● **Stored entries**

# # # # #

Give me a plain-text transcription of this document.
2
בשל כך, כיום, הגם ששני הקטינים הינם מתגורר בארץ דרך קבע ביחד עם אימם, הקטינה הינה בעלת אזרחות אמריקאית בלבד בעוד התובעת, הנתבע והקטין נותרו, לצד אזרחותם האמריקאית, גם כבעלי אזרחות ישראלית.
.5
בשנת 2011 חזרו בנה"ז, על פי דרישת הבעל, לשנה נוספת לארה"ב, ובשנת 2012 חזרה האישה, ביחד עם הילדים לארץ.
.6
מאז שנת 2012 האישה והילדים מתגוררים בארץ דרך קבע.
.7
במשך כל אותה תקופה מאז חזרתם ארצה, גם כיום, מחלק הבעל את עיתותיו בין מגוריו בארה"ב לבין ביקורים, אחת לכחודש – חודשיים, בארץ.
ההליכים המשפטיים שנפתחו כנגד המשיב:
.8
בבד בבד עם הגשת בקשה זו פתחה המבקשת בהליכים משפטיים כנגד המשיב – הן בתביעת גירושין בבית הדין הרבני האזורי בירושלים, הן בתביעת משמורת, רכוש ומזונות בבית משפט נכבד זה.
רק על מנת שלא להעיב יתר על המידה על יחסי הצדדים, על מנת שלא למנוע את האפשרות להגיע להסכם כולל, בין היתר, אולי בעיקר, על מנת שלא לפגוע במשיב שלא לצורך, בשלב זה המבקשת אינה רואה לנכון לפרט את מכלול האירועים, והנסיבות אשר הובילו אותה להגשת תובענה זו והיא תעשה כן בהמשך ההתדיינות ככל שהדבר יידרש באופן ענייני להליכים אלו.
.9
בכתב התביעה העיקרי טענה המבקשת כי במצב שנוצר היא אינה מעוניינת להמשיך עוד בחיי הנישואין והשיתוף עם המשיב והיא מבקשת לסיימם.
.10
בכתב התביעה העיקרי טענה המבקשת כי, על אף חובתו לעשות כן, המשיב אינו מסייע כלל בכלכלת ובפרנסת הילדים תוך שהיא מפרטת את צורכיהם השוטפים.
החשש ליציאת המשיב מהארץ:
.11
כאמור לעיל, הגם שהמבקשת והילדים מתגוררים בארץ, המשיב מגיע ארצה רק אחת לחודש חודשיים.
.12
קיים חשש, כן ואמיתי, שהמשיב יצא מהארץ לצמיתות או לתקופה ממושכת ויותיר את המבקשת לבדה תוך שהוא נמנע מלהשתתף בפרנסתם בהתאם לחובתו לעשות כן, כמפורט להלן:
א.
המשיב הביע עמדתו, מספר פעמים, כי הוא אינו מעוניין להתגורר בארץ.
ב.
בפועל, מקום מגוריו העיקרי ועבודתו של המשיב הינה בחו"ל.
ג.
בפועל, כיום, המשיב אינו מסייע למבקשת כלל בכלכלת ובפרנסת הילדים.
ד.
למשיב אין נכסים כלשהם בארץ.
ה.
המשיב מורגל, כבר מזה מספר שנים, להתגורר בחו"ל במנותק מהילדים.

# # # # #

● **TASK DIRECTIONS**
Would you give the material above again, complete and exact?

● **RESPONSE TO THIS EXERCISE**
Give me a plain-text transcription of this document.
2
בשל כך, כיום, הגם ששני הקטינים הינם מתגורר בארץ דרך קבע ביחד עם אימם, הקטינה הינה בעלת אזרחות אמריקאית בלבד בעוד התובעת, הנתבע והקטין נותרו, לצד אזרחותם האמריקאית, גם כבעלי אזרחות ישראלית.
.5
בשנת 2011 חזרו בנה"ז, על פי דרישת הבעל, לשנה נוספת לארה"ב, ובשנת 2012 חזרה האישה, ביחד עם הילדים לארץ.
.6
מאז שנת 2012 האישה והילדים מתגוררים בארץ דרך קבע.
.7
במשך כל אותה תקופה מאז חזרתם ארצה, גם כיום, מחלק הבעל את עיתותיו בין מגוריו בארה"ב לבין ביקורים, אחת לכחודש – חודשיים, בארץ.
ההליכים המשפטיים שנפתחו כנגד המשיב:
.8
בבד בבד עם הגשת בקשה זו פתחה המבקשת בהליכים משפטיים כנגד המשיב – הן בתביעת גירושין בבית הדין הרבני האזורי בירושלים, הן בתביעת משמורת, רכוש ומזונות בבית משפט נכבד זה.
רק על מנת שלא להעיב יתר על המידה על יחסי הצדדים, על מנת שלא למנוע את האפשרות להגיע להסכם כולל, בין היתר, אולי בעיקר, על מנת שלא לפגוע במשיב שלא לצורך, בשלב זה המבקשת אינה רואה לנכון לפרט את מכלול האירועים, והנסיבות אשר הובילו אותה להגשת תובענה זו והיא תעשה כן בהמשך ההתדיינות ככל שהדבר יידרש באופן ענייני להליכים אלו.
.9
בכתב התביעה העיקרי טענה המבקשת כי במצב שנוצר היא אינה מעוניינת להמשיך עוד בחיי הנישואין והשיתוף עם המשיב והיא מבקשת לסיימם.
.10
בכתב התביעה העיקרי טענה המבקשת כי, על אף חובתו לעשות כן, המשיב אינו מסייע כלל בכלכלת ובפרנסת הילדים תוך שהיא מפרטת את צורכיהם השוטפים.
החשש ליציאת המשיב מהארץ:
.11
כאמור לעיל, הגם שהמבקשת והילדים מתגוררים בארץ, המשיב מגיע ארצה רק אחת לחודש חודשיים.
.12
קיים חשש, כן ואמיתי, שהמשיב יצא מהארץ לצמיתות או לתקופה ממושכת ויותיר את המבקשת לבדה תוך שהוא נמנע מלהשתתף בפרנסתם בהתאם לחובתו לעשות כן, כמפורט להלן:
א.
המשיב הביע עמדתו, מספר פעמים, כי הוא אינו מעוניין להתגורר בארץ.
ב.
בפועל, מקום מגוריו העיקרי ועבודתו של המשיב הינה בחו"ל.
ג.
בפועל, כיום, המשיב אינו מסייע למבקשת כלל בכלכלת ובפרנסת הילדים.
ד.
למשיב אין נכסים כלשהם בארץ.
ה.
המשיב מורגל, כבר מזה מספר שנים, להתגורר בחו"ל במנותק מהילדים.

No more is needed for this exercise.